-- start RECORDED INFORMATION --

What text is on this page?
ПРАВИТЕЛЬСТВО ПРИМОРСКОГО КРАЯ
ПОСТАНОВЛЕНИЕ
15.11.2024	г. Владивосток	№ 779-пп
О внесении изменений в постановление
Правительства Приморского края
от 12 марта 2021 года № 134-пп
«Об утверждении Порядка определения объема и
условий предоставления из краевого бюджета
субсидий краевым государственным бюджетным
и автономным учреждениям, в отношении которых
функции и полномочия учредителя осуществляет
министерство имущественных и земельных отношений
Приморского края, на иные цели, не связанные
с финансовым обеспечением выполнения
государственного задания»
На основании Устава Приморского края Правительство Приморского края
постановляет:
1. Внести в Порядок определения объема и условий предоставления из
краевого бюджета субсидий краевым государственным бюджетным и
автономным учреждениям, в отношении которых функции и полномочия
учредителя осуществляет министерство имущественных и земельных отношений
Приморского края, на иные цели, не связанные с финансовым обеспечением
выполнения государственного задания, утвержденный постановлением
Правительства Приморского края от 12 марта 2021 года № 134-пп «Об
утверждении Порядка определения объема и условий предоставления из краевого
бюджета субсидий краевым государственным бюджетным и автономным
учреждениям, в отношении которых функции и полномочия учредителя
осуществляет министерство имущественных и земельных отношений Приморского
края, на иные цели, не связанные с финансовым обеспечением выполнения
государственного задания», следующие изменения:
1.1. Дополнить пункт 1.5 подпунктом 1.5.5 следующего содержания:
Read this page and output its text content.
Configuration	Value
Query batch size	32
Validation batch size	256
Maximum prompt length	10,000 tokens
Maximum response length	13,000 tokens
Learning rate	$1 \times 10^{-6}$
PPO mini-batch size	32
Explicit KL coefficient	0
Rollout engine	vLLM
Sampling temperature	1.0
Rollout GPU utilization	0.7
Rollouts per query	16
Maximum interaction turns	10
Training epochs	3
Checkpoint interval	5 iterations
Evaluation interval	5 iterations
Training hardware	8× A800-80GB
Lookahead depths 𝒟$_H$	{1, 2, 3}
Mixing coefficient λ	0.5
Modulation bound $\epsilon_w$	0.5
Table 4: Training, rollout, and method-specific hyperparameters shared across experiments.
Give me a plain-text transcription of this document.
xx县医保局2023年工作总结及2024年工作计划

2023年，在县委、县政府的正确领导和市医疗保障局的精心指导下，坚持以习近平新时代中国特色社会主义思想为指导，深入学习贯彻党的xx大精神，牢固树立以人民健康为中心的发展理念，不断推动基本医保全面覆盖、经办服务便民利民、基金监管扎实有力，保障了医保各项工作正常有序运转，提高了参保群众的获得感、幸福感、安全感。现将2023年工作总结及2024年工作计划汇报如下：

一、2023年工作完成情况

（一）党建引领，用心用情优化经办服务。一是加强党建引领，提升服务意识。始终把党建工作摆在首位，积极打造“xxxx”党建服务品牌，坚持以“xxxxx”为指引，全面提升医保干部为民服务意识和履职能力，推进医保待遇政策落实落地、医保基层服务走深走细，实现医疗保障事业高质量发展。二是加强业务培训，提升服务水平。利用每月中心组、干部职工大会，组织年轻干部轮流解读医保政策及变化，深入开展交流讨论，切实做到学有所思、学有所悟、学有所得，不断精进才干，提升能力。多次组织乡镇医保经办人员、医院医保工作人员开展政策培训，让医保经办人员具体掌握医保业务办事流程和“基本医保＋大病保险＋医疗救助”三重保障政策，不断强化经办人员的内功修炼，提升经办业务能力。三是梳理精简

-- end RECORDED INFORMATION --

* **TO DO**
Pick out the lines containing the string "бюджета" and show them.

* **RESPONSE TO THIS EXERCISE**
условий предоставления из краевого бюджета
краевого бюджета субсидий краевым государственным бюджетным и
бюджета субсидий краевым государственным бюджетным и автономным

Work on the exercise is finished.